Each line that contains the word "SRMTID" counts once; give the total for the records below and nothing else.

■ Supplied information ■

######

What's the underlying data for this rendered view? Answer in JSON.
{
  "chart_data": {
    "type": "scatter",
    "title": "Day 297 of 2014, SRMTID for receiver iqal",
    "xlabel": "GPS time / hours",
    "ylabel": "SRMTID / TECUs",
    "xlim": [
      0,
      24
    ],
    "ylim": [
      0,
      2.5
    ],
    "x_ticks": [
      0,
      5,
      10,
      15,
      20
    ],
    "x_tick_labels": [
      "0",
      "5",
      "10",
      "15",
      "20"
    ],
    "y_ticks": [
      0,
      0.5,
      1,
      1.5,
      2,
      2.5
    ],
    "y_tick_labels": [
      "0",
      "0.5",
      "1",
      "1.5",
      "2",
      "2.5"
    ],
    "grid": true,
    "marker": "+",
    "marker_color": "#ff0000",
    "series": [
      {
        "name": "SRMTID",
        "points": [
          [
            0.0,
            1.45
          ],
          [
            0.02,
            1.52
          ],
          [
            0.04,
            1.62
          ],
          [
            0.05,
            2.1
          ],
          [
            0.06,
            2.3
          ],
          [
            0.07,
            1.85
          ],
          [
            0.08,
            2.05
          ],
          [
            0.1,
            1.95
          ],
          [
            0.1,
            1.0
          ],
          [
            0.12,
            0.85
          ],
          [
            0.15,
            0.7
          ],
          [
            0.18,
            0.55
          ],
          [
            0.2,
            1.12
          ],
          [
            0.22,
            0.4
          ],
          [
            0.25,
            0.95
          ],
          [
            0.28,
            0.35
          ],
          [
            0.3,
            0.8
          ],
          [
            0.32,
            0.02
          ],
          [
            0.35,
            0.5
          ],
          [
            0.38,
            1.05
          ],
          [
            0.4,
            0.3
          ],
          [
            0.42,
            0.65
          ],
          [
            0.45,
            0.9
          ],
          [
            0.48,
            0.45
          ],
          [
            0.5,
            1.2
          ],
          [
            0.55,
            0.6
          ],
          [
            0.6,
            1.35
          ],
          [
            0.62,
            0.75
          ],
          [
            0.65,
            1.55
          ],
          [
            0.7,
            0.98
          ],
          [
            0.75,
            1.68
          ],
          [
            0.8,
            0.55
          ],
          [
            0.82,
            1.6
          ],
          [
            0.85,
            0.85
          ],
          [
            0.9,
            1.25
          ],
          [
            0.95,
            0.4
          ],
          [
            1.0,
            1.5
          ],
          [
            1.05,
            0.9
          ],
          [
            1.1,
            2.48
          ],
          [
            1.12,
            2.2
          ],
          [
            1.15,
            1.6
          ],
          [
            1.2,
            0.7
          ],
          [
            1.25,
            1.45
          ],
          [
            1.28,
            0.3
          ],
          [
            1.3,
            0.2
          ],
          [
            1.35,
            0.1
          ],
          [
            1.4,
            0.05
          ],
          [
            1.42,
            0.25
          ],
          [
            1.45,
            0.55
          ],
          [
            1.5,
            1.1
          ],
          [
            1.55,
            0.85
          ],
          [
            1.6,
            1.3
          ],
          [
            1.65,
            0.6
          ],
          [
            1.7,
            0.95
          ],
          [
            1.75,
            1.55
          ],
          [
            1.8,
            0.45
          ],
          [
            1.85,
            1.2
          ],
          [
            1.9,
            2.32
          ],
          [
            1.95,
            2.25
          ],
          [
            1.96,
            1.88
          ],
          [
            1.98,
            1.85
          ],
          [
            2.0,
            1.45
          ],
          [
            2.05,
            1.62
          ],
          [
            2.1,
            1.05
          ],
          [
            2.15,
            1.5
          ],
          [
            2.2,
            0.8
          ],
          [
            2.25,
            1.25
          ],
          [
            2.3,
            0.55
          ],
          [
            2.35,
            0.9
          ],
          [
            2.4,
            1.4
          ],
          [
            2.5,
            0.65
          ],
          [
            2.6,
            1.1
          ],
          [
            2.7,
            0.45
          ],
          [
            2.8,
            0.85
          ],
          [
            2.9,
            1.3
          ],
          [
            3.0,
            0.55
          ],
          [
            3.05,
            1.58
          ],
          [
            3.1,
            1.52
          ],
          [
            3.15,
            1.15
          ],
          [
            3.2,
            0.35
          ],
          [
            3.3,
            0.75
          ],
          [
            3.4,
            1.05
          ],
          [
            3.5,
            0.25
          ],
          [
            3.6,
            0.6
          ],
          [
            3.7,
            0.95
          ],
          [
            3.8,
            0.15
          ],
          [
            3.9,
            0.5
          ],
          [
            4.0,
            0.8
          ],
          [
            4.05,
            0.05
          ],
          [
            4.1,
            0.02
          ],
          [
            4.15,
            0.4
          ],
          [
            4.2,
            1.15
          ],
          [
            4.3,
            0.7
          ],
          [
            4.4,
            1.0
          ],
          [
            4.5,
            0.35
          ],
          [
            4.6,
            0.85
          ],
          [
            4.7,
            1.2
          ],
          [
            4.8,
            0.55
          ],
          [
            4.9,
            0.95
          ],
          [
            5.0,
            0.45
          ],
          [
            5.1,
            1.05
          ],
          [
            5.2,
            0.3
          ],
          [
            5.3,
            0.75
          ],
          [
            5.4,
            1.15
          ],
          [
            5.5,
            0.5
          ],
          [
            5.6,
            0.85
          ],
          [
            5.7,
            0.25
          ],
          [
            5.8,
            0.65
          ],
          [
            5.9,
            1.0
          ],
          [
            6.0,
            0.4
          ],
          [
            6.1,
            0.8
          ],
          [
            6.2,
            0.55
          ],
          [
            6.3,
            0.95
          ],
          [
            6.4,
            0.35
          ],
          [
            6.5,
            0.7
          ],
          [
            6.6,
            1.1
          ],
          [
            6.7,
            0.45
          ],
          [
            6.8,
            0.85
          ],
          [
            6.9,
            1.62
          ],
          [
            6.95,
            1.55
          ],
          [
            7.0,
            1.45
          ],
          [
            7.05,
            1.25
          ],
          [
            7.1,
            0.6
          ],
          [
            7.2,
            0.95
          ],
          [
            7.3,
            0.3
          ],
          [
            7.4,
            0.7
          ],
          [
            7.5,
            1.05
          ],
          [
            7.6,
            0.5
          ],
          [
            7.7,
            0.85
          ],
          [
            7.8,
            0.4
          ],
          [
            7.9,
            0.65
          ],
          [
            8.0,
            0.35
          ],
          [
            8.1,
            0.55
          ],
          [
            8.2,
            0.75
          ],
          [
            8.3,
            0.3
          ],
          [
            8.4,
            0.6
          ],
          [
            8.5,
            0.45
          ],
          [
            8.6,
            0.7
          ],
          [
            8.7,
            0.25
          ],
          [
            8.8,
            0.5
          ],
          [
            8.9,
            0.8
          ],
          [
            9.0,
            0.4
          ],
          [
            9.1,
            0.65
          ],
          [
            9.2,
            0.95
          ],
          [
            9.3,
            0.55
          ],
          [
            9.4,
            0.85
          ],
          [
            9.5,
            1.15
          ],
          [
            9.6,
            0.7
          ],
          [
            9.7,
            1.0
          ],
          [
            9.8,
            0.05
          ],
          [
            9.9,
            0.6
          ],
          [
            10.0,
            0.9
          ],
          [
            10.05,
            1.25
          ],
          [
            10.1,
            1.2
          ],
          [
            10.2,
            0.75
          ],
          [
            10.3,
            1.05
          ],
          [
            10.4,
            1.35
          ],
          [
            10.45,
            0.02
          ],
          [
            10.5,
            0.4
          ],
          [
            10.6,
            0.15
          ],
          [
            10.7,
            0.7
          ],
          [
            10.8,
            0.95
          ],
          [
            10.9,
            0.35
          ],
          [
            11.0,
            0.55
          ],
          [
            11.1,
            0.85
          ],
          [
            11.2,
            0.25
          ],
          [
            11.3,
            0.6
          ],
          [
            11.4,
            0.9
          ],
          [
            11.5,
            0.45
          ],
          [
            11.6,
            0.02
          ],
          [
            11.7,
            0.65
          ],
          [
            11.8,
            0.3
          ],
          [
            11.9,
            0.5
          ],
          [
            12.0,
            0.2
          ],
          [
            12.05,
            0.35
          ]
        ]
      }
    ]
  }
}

######

■ Output below ■
3